> Aim of the exercise: Extract the entries in their exact form.

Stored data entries
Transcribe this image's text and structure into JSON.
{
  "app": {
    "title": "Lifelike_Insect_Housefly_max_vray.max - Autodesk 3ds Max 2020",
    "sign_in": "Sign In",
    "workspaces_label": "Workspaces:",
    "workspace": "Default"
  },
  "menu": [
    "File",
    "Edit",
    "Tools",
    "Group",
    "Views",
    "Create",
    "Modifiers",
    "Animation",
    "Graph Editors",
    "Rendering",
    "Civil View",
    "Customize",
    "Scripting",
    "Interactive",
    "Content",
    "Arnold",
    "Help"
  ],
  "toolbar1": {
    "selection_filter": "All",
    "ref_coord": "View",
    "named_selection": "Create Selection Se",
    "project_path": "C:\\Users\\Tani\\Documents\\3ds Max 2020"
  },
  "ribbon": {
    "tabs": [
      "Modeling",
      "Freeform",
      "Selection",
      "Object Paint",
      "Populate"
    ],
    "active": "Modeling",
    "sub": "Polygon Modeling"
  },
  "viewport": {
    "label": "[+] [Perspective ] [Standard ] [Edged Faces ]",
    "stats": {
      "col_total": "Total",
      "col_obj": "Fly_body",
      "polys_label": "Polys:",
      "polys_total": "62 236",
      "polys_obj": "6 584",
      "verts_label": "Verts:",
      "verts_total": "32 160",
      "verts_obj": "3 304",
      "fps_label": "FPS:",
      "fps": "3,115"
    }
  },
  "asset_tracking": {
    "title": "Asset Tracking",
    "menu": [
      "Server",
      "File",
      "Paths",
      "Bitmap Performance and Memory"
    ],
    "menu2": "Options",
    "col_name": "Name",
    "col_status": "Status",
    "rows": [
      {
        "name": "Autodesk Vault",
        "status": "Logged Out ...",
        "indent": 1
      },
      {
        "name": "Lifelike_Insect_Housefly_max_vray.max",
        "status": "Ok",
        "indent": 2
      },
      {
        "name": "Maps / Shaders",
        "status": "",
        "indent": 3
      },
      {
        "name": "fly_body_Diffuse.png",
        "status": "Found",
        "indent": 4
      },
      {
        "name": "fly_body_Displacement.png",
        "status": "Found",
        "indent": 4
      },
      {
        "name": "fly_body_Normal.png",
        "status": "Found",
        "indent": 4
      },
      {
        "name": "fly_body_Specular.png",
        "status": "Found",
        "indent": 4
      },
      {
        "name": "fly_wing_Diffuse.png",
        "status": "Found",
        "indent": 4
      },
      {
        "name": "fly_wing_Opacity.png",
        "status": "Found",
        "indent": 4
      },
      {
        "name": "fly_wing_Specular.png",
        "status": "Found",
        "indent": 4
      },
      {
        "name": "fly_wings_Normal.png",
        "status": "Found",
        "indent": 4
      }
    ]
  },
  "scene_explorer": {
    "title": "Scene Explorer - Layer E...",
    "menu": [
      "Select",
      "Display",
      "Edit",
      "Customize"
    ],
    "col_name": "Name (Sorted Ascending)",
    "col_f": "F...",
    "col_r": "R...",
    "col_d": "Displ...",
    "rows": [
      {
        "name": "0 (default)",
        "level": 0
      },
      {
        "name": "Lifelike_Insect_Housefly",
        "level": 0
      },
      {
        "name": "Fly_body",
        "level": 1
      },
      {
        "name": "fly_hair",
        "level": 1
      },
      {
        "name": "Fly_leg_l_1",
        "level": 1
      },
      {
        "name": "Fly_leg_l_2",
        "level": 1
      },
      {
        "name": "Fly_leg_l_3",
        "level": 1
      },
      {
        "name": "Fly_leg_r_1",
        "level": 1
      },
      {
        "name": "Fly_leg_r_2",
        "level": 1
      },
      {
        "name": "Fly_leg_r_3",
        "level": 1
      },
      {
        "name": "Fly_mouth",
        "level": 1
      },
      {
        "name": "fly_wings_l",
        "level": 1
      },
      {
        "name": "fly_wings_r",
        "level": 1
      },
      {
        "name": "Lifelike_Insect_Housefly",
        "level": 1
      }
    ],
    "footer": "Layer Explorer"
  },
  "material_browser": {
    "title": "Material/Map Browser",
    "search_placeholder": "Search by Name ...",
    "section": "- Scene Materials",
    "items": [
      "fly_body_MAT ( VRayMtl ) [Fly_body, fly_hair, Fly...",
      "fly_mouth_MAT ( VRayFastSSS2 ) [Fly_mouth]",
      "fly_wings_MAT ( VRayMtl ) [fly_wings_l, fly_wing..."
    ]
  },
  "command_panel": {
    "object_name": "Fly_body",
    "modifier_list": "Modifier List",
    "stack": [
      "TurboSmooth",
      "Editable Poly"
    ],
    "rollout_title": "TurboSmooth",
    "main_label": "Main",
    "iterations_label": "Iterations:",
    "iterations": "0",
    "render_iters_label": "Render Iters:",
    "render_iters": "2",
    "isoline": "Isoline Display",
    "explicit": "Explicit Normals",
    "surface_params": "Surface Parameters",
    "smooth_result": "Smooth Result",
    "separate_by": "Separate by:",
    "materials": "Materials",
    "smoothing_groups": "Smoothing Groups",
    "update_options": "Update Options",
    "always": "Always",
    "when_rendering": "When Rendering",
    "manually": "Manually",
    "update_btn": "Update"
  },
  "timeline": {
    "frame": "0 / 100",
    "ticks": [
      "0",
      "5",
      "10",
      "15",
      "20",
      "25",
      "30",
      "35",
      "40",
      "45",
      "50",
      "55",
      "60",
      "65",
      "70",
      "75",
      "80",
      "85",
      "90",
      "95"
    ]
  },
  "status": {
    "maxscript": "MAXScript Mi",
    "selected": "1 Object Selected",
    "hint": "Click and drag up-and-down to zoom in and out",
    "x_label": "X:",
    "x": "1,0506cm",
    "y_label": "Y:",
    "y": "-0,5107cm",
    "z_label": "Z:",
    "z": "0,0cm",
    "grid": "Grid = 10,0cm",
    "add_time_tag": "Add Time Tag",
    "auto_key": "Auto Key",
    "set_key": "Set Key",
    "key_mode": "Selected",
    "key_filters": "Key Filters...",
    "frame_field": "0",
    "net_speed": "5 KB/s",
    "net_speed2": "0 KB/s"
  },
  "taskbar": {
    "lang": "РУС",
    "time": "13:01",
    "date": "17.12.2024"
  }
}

> Full solution:
Transcribe this image's text and structure into JSON.
{
  "app": {
    "title": "Lifelike_Insect_Housefly_max_vray.max - Autodesk 3ds Max 2020",
    "sign_in": "Sign In",
    "workspaces_label": "Workspaces:",
    "workspace": "Default"
  },
  "menu": [
    "File",
    "Edit",
    "Tools",
    "Group",
    "Views",
    "Create",
    "Modifiers",
    "Animation",
    "Graph Editors",
    "Rendering",
    "Civil View",
    "Customize",
    "Scripting",
    "Interactive",
    "Content",
    "Arnold",
    "Help"
  ],
  "toolbar1": {
    "selection_filter": "All",
    "ref_coord": "View",
    "named_selection": "Create Selection Se",
    "project_path": "C:\\Users\\Tani\\Documents\\3ds Max 2020"
  },
  "ribbon": {
    "tabs": [
      "Modeling",
      "Freeform",
      "Selection",
      "Object Paint",
      "Populate"
    ],
    "active": "Modeling",
    "sub": "Polygon Modeling"
  },
  "viewport": {
    "label": "[+] [Perspective ] [Standard ] [Edged Faces ]",
    "stats": {
      "col_total": "Total",
      "col_obj": "Fly_body",
      "polys_label": "Polys:",
      "polys_total": "62 236",
      "polys_obj": "6 584",
      "verts_label": "Verts:",
      "verts_total": "32 160",
      "verts_obj": "3 304",
      "fps_label": "FPS:",
      "fps": "3,115"
    }
  },
  "asset_tracking": {
    "title": "Asset Tracking",
    "menu": [
      "Server",
      "File",
      "Paths",
      "Bitmap Performance and Memory"
    ],
    "menu2": "Options",
    "col_name": "Name",
    "col_status": "Status",
    "rows": [
      {
        "name": "Autodesk Vault",
        "status": "Logged Out ...",
        "indent": 1
      },
      {
        "name": "Lifelike_Insect_Housefly_max_vray.max",
        "status": "Ok",
        "indent": 2
      },
      {
        "name": "Maps / Shaders",
        "status": "",
        "indent": 3
      },
      {
        "name": "fly_body_Diffuse.png",
        "status": "Found",
        "indent": 4
      },
      {
        "name": "fly_body_Displacement.png",
        "status": "Found",
        "indent": 4
      },
      {
        "name": "fly_body_Normal.png",
        "status": "Found",
        "indent": 4
      },
      {
        "name": "fly_body_Specular.png",
        "status": "Found",
        "indent": 4
      },
      {
        "name": "fly_wing_Diffuse.png",
        "status": "Found",
        "indent": 4
      },
      {
        "name": "fly_wing_Opacity.png",
        "status": "Found",
        "indent": 4
      },
      {
        "name": "fly_wing_Specular.png",
        "status": "Found",
        "indent": 4
      },
      {
        "name": "fly_wings_Normal.png",
        "status": "Found",
        "indent": 4
      }
    ]
  },
  "scene_explorer": {
    "title": "Scene Explorer - Layer E...",
    "menu": [
      "Select",
      "Display",
      "Edit",
      "Customize"
    ],
    "col_name": "Name (Sorted Ascending)",
    "col_f": "F...",
    "col_r": "R...",
    "col_d": "Displ...",
    "rows": [
      {
        "name": "0 (default)",
        "level": 0
      },
      {
        "name": "Lifelike_Insect_Housefly",
        "level": 0
      },
      {
        "name": "Fly_body",
        "level": 1
      },
      {
        "name": "fly_hair",
        "level": 1
      },
      {
        "name": "Fly_leg_l_1",
        "level": 1
      },
      {
        "name": "Fly_leg_l_2",
        "level": 1
      },
      {
        "name": "Fly_leg_l_3",
        "level": 1
      },
      {
        "name": "Fly_leg_r_1",
        "level": 1
      },
      {
        "name": "Fly_leg_r_2",
        "level": 1
      },
      {
        "name": "Fly_leg_r_3",
        "level": 1
      },
      {
        "name": "Fly_mouth",
        "level": 1
      },
      {
        "name": "fly_wings_l",
        "level": 1
      },
      {
        "name": "fly_wings_r",
        "level": 1
      },
      {
        "name": "Lifelike_Insect_Housefly",
        "level": 1
      }
    ],
    "footer": "Layer Explorer"
  },
  "material_browser": {
    "title": "Material/Map Browser",
    "search_placeholder": "Search by Name ...",
    "section": "- Scene Materials",
    "items": [
      "fly_body_MAT ( VRayMtl ) [Fly_body, fly_hair, Fly...",
      "fly_mouth_MAT ( VRayFastSSS2 ) [Fly_mouth]",
      "fly_wings_MAT ( VRayMtl ) [fly_wings_l, fly_wing..."
    ]
  },
  "command_panel": {
    "object_name": "Fly_body",
    "modifier_list": "Modifier List",
    "stack": [
      "TurboSmooth",
      "Editable Poly"
    ],
    "rollout_title": "TurboSmooth",
    "main_label": "Main",
    "iterations_label": "Iterations:",
    "iterations": "0",
    "render_iters_label": "Render Iters:",
    "render_iters": "2",
    "isoline": "Isoline Display",
    "explicit": "Explicit Normals",
    "surface_params": "Surface Parameters",
    "smooth_result": "Smooth Result",
    "separate_by": "Separate by:",
    "materials": "Materials",
    "smoothing_groups": "Smoothing Groups",
    "update_options": "Update Options",
    "always": "Always",
    "when_rendering": "When Rendering",
    "manually": "Manually",
    "update_btn": "Update"
  },
  "timeline": {
    "frame": "0 / 100",
    "ticks": [
      "0",
      "5",
      "10",
      "15",
      "20",
      "25",
      "30",
      "35",
      "40",
      "45",
      "50",
      "55",
      "60",
      "65",
      "70",
      "75",
      "80",
      "85",
      "90",
      "95"
    ]
  },
  "status": {
    "maxscript": "MAXScript Mi",
    "selected": "1 Object Selected",
    "hint": "Click and drag up-and-down to zoom in and out",
    "x_label": "X:",
    "x": "1,0506cm",
    "y_label": "Y:",
    "y": "-0,5107cm",
    "z_label": "Z:",
    "z": "0,0cm",
    "grid": "Grid = 10,0cm",
    "add_time_tag": "Add Time Tag",
    "auto_key": "Auto Key",
    "set_key": "Set Key",
    "key_mode": "Selected",
    "key_filters": "Key Filters...",
    "frame_field": "0",
    "net_speed": "5 KB/s",
    "net_speed2": "0 KB/s"
  },
  "taskbar": {
    "lang": "РУС",
    "time": "13:01",
    "date": "17.12.2024"
  }
}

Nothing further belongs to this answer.